REQUIRED WORK -
Using the listing below, report all lines holding the word "message".

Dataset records
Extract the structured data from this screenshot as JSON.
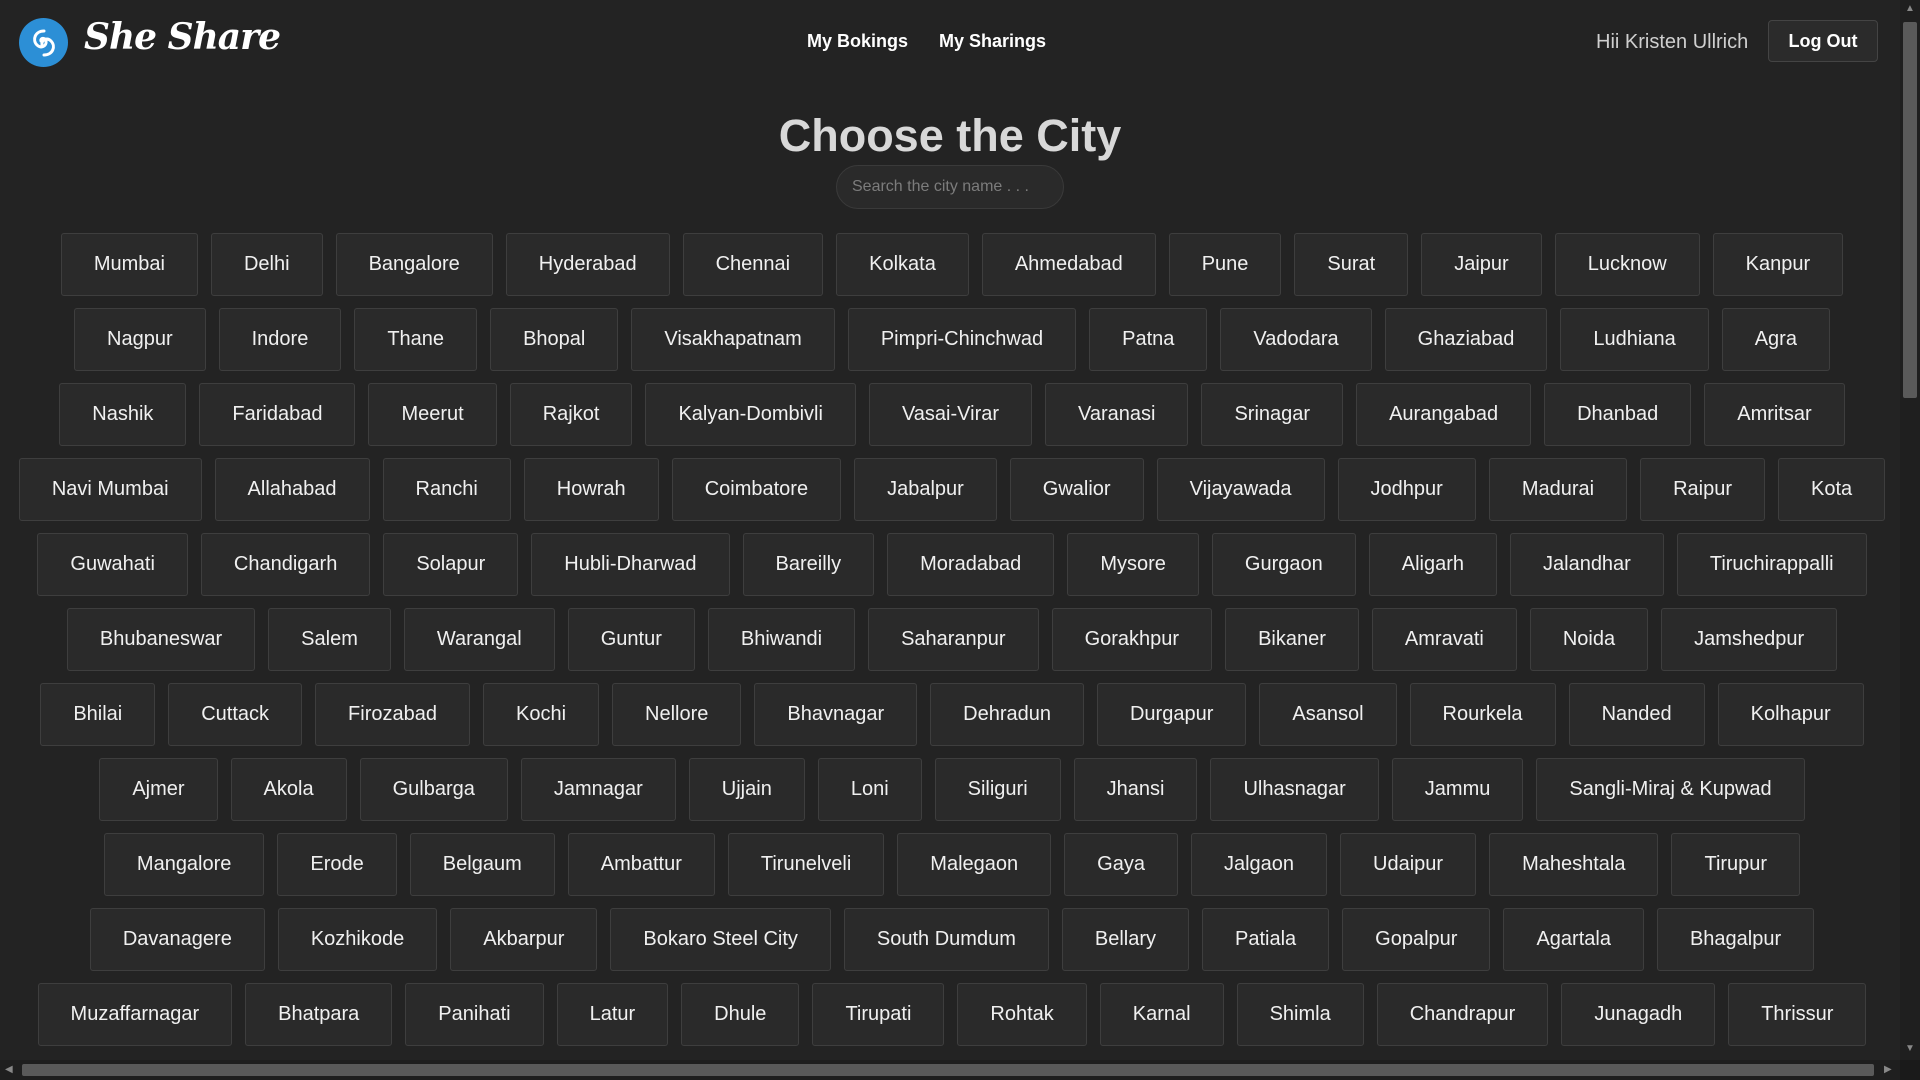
{
  "brand": {
    "name": "She Share",
    "logo_icon": "swirl-logo-icon"
  },
  "nav": {
    "bookings": "My Bokings",
    "sharings": "My Sharings"
  },
  "user": {
    "greeting": "Hii Kristen Ullrich",
    "logout": "Log Out"
  },
  "page": {
    "title": "Choose the City"
  },
  "search": {
    "placeholder": "Search the city name . . .",
    "value": ""
  },
  "cities": [
    [
      "Mumbai",
      "Delhi",
      "Bangalore",
      "Hyderabad",
      "Chennai",
      "Kolkata",
      "Ahmedabad",
      "Pune",
      "Surat",
      "Jaipur",
      "Lucknow",
      "Kanpur"
    ],
    [
      "Nagpur",
      "Indore",
      "Thane",
      "Bhopal",
      "Visakhapatnam",
      "Pimpri-Chinchwad",
      "Patna",
      "Vadodara",
      "Ghaziabad",
      "Ludhiana",
      "Agra"
    ],
    [
      "Nashik",
      "Faridabad",
      "Meerut",
      "Rajkot",
      "Kalyan-Dombivli",
      "Vasai-Virar",
      "Varanasi",
      "Srinagar",
      "Aurangabad",
      "Dhanbad",
      "Amritsar"
    ],
    [
      "Navi Mumbai",
      "Allahabad",
      "Ranchi",
      "Howrah",
      "Coimbatore",
      "Jabalpur",
      "Gwalior",
      "Vijayawada",
      "Jodhpur",
      "Madurai",
      "Raipur",
      "Kota"
    ],
    [
      "Guwahati",
      "Chandigarh",
      "Solapur",
      "Hubli-Dharwad",
      "Bareilly",
      "Moradabad",
      "Mysore",
      "Gurgaon",
      "Aligarh",
      "Jalandhar",
      "Tiruchirappalli"
    ],
    [
      "Bhubaneswar",
      "Salem",
      "Warangal",
      "Guntur",
      "Bhiwandi",
      "Saharanpur",
      "Gorakhpur",
      "Bikaner",
      "Amravati",
      "Noida",
      "Jamshedpur"
    ],
    [
      "Bhilai",
      "Cuttack",
      "Firozabad",
      "Kochi",
      "Nellore",
      "Bhavnagar",
      "Dehradun",
      "Durgapur",
      "Asansol",
      "Rourkela",
      "Nanded",
      "Kolhapur"
    ],
    [
      "Ajmer",
      "Akola",
      "Gulbarga",
      "Jamnagar",
      "Ujjain",
      "Loni",
      "Siliguri",
      "Jhansi",
      "Ulhasnagar",
      "Jammu",
      "Sangli-Miraj & Kupwad"
    ],
    [
      "Mangalore",
      "Erode",
      "Belgaum",
      "Ambattur",
      "Tirunelveli",
      "Malegaon",
      "Gaya",
      "Jalgaon",
      "Udaipur",
      "Maheshtala",
      "Tirupur"
    ],
    [
      "Davanagere",
      "Kozhikode",
      "Akbarpur",
      "Bokaro Steel City",
      "South Dumdum",
      "Bellary",
      "Patiala",
      "Gopalpur",
      "Agartala",
      "Bhagalpur"
    ],
    [
      "Muzaffarnagar",
      "Bhatpara",
      "Panihati",
      "Latur",
      "Dhule",
      "Tirupati",
      "Rohtak",
      "Karnal",
      "Shimla",
      "Chandrapur",
      "Junagadh",
      "Thrissur"
    ]
  ],
  "colors": {
    "background": "#232323",
    "button": "#2a2a2a",
    "accent": "#2c8fd6"
  }
}
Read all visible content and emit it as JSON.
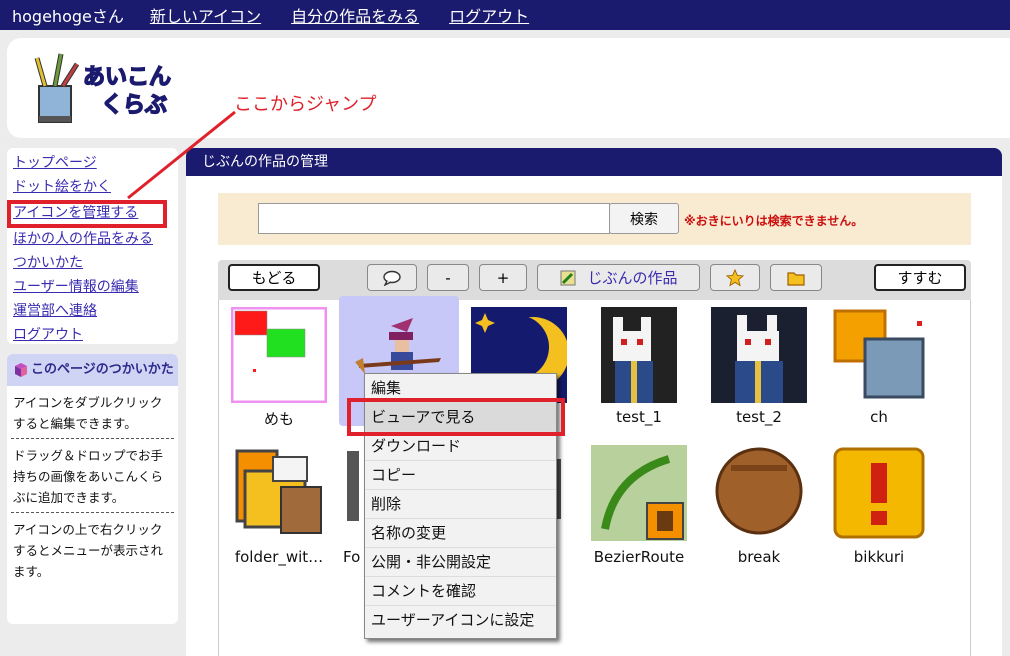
{
  "nav": {
    "user": "hogehogeさん",
    "links": [
      "新しいアイコン",
      "自分の作品をみる",
      "ログアウト"
    ]
  },
  "header": {
    "logo_line1": "あいこん",
    "logo_line2": "くらぶ",
    "annotation": "ここからジャンプ"
  },
  "sidebar": {
    "links": [
      "トップページ",
      "ドット絵をかく",
      "アイコンを管理する",
      "ほかの人の作品をみる",
      "つかいかた",
      "ユーザー情報の編集",
      "運営部へ連絡",
      "ログアウト"
    ],
    "highlighted_index": 2
  },
  "help": {
    "title": "このページのつかいかた",
    "paragraphs": [
      "アイコンをダブルクリックすると編集できます。",
      "ドラッグ＆ドロップでお手持ちの画像をあいこんくらぶに追加できます。",
      "アイコンの上で右クリックするとメニューが表示されます。"
    ]
  },
  "main": {
    "title": "じぶんの作品の管理",
    "search": {
      "value": "",
      "placeholder": "",
      "button": "検索",
      "note": "※おきにいりは検索できません。"
    },
    "toolbar": {
      "back": "もどる",
      "comment": "💬",
      "minus": "-",
      "plus": "+",
      "folder_label": "じぶんの作品",
      "star": "★",
      "folder_icon": "📁",
      "next": "すすむ"
    },
    "icons": [
      {
        "label": "めも"
      },
      {
        "label": ""
      },
      {
        "label": ""
      },
      {
        "label": "test_1"
      },
      {
        "label": "test_2"
      },
      {
        "label": "ch"
      },
      {
        "label": "folder_wit…"
      },
      {
        "label": "Fo"
      },
      {
        "label": ""
      },
      {
        "label": "BezierRoute"
      },
      {
        "label": "break"
      },
      {
        "label": "bikkuri"
      }
    ]
  },
  "context_menu": {
    "items": [
      "編集",
      "ビューアで見る",
      "ダウンロード",
      "コピー",
      "削除",
      "名称の変更",
      "公開・非公開設定",
      "コメントを確認",
      "ユーザーアイコンに設定"
    ],
    "highlighted_index": 1
  },
  "colors": {
    "nav_bg": "#1a1a6e",
    "annotation": "#e0202a",
    "link": "#3a2cb0",
    "selected": "#c7c7f8"
  }
}
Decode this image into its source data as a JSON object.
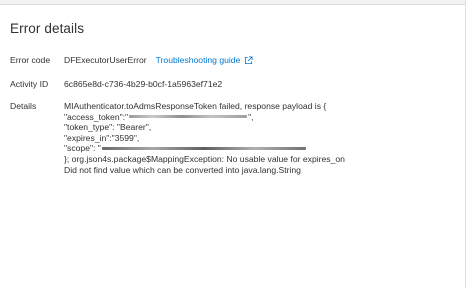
{
  "panel": {
    "title": "Error details"
  },
  "error_code": {
    "label": "Error code",
    "value": "DFExecutorUserError",
    "link_label": "Troubleshooting guide",
    "link_icon": "external-link-icon"
  },
  "activity_id": {
    "label": "Activity ID",
    "value": "6c865e8d-c736-4b29-b0cf-1a5963ef71e2"
  },
  "details": {
    "label": "Details",
    "lines": {
      "l1": "MIAuthenticator.toAdmsResponseToken failed, response payload is {",
      "l2_prefix": "\"access_token\":\"",
      "l2_suffix": "\",",
      "l3": "\"token_type\": \"Bearer\",",
      "l4": "\"expires_in\":\"3599\",",
      "l5_prefix": "\"scope\": \"",
      "l6": "}; org.json4s.package$MappingException: No usable value for expires_on",
      "l7": "Did not find value which can be converted into java.lang.String"
    }
  }
}
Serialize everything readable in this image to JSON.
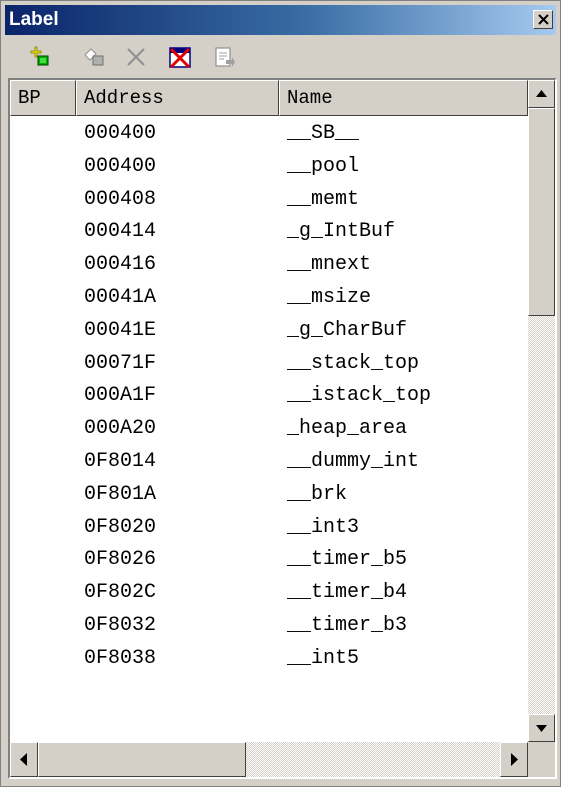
{
  "window": {
    "title": "Label"
  },
  "toolbar": {
    "icons": [
      "add-label-icon",
      "edit-label-icon",
      "delete-label-icon",
      "delete-all-icon",
      "export-icon"
    ]
  },
  "table": {
    "columns": [
      "BP",
      "Address",
      "Name"
    ],
    "rows": [
      {
        "bp": "",
        "address": "000400",
        "name": "__SB__"
      },
      {
        "bp": "",
        "address": "000400",
        "name": "__pool"
      },
      {
        "bp": "",
        "address": "000408",
        "name": "__memt"
      },
      {
        "bp": "",
        "address": "000414",
        "name": "_g_IntBuf"
      },
      {
        "bp": "",
        "address": "000416",
        "name": "__mnext"
      },
      {
        "bp": "",
        "address": "00041A",
        "name": "__msize"
      },
      {
        "bp": "",
        "address": "00041E",
        "name": "_g_CharBuf"
      },
      {
        "bp": "",
        "address": "00071F",
        "name": "__stack_top"
      },
      {
        "bp": "",
        "address": "000A1F",
        "name": "__istack_top"
      },
      {
        "bp": "",
        "address": "000A20",
        "name": "_heap_area"
      },
      {
        "bp": "",
        "address": "0F8014",
        "name": "__dummy_int"
      },
      {
        "bp": "",
        "address": "0F801A",
        "name": "__brk"
      },
      {
        "bp": "",
        "address": "0F8020",
        "name": "__int3"
      },
      {
        "bp": "",
        "address": "0F8026",
        "name": "__timer_b5"
      },
      {
        "bp": "",
        "address": "0F802C",
        "name": "__timer_b4"
      },
      {
        "bp": "",
        "address": "0F8032",
        "name": "__timer_b3"
      },
      {
        "bp": "",
        "address": "0F8038",
        "name": "__int5"
      }
    ]
  },
  "colors": {
    "titlebar_start": "#0a246a",
    "titlebar_end": "#a6caf0",
    "face": "#d4d0c8"
  }
}
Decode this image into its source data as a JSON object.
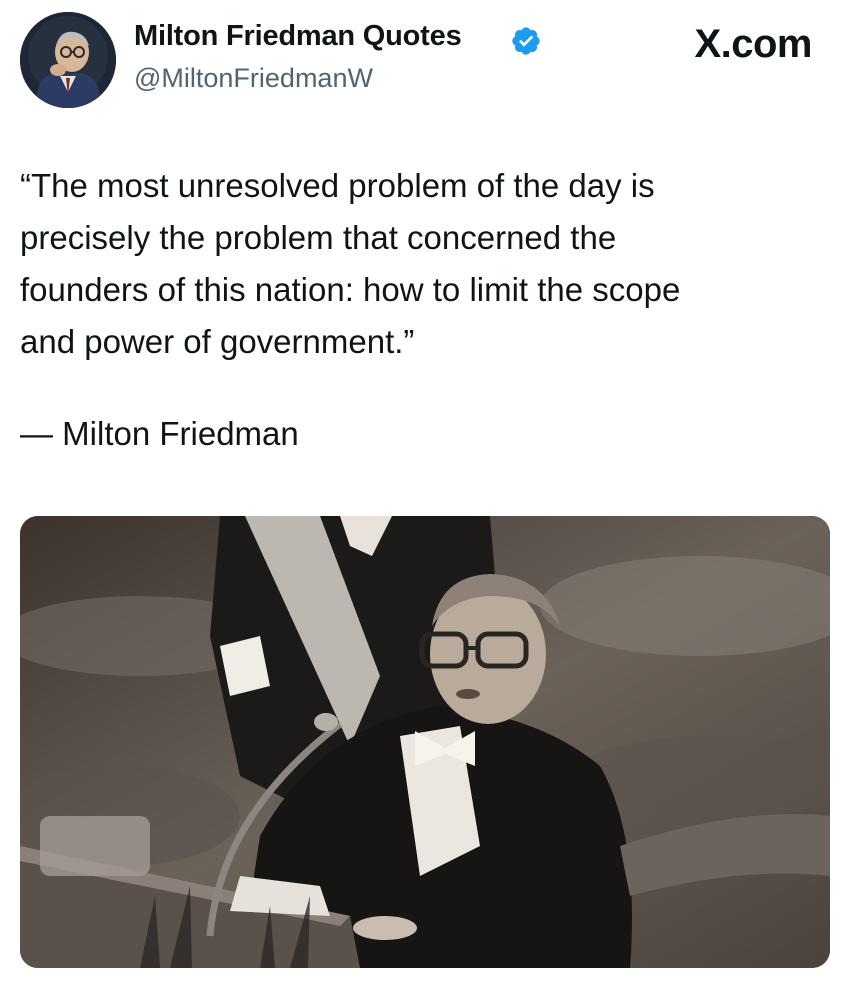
{
  "post": {
    "author": {
      "display_name": "Milton Friedman Quotes",
      "handle": "@MiltonFriedmanW",
      "verified": true
    },
    "brand_label": "X.com",
    "quote_lines": [
      "“The most unresolved problem of the day is",
      "precisely the problem that concerned the",
      "founders of this nation: how to limit the scope",
      "and power of government.”"
    ],
    "attribution": "— Milton Friedman"
  },
  "colors": {
    "verified_badge": "#1d9bf0",
    "handle_text": "#536471",
    "primary_text": "#0f1419"
  },
  "icons": {
    "verified": "verified-badge-icon"
  }
}
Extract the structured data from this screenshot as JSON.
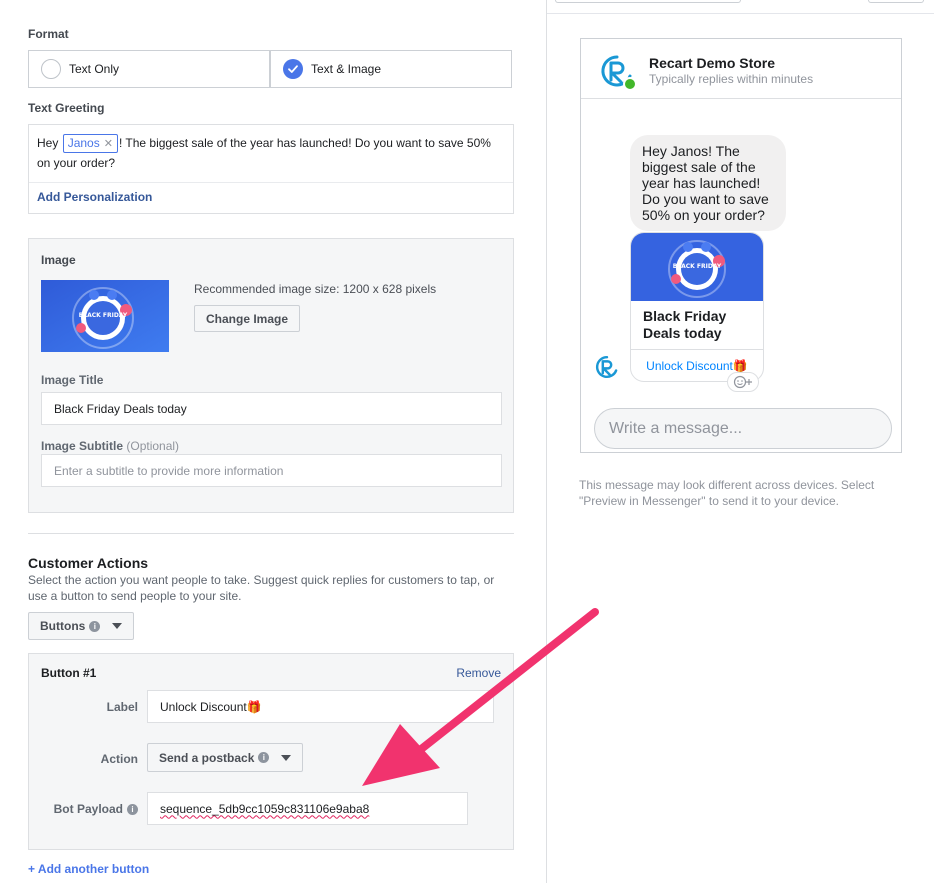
{
  "format": {
    "heading": "Format",
    "options": [
      {
        "label": "Text Only",
        "selected": false
      },
      {
        "label": "Text & Image",
        "selected": true
      }
    ]
  },
  "greeting": {
    "heading": "Text Greeting",
    "prefix": "Hey ",
    "token": "Janos",
    "suffix": "! The biggest sale of the year has launched! Do you want to save 50% on your order?",
    "add_personalization": "Add Personalization"
  },
  "image": {
    "heading": "Image",
    "banner_text": "BLACK FRIDAY",
    "recommended": "Recommended image size: 1200 x 628 pixels",
    "change_button": "Change Image",
    "title_label": "Image Title",
    "title_value": "Black Friday Deals today",
    "subtitle_label": "Image Subtitle",
    "subtitle_optional": "(Optional)",
    "subtitle_placeholder": "Enter a subtitle to provide more information"
  },
  "actions": {
    "heading": "Customer Actions",
    "description": "Select the action you want people to take. Suggest quick replies for customers to tap, or use a button to send people to your site.",
    "type_dropdown": "Buttons",
    "button1": {
      "title": "Button #1",
      "remove": "Remove",
      "label_label": "Label",
      "label_value": "Unlock Discount🎁",
      "action_label": "Action",
      "action_value": "Send a postback",
      "payload_label": "Bot Payload",
      "payload_value": "sequence_5db9cc1059c831106e9aba8"
    },
    "add_another": "+ Add another button"
  },
  "preview": {
    "store_name": "Recart Demo Store",
    "reply_time": "Typically replies within minutes",
    "message": "Hey Janos! The biggest sale of the year has launched! Do you want to save 50% on your order?",
    "card_title": "Black Friday Deals today",
    "card_button": "Unlock Discount🎁",
    "compose_placeholder": "Write a message...",
    "note": "This message may look different across devices. Select \"Preview in Messenger\" to send it to your device."
  },
  "colors": {
    "accent": "#4a76e8",
    "link": "#365899",
    "messenger_blue": "#0084ff",
    "online": "#42b72a",
    "annotation_arrow": "#f1336e"
  }
}
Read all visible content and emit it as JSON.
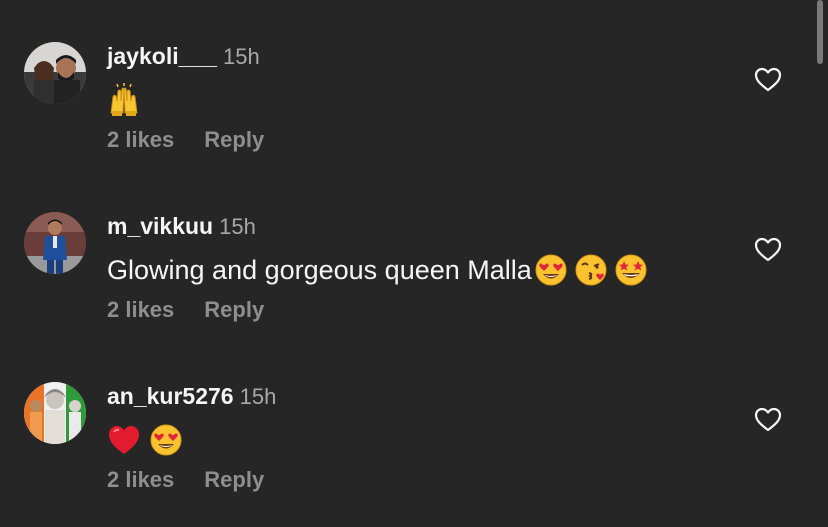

EXPECTED OUTPUT -
    "message": "Hey Janos! The biggest sale of the year has launched! Do you want to save 50% on your order?",
    "compose_placeholder": "Write a message...",
    "note": "This message may look different across devices. Select \"Preview in Messenger\" to send it to your device."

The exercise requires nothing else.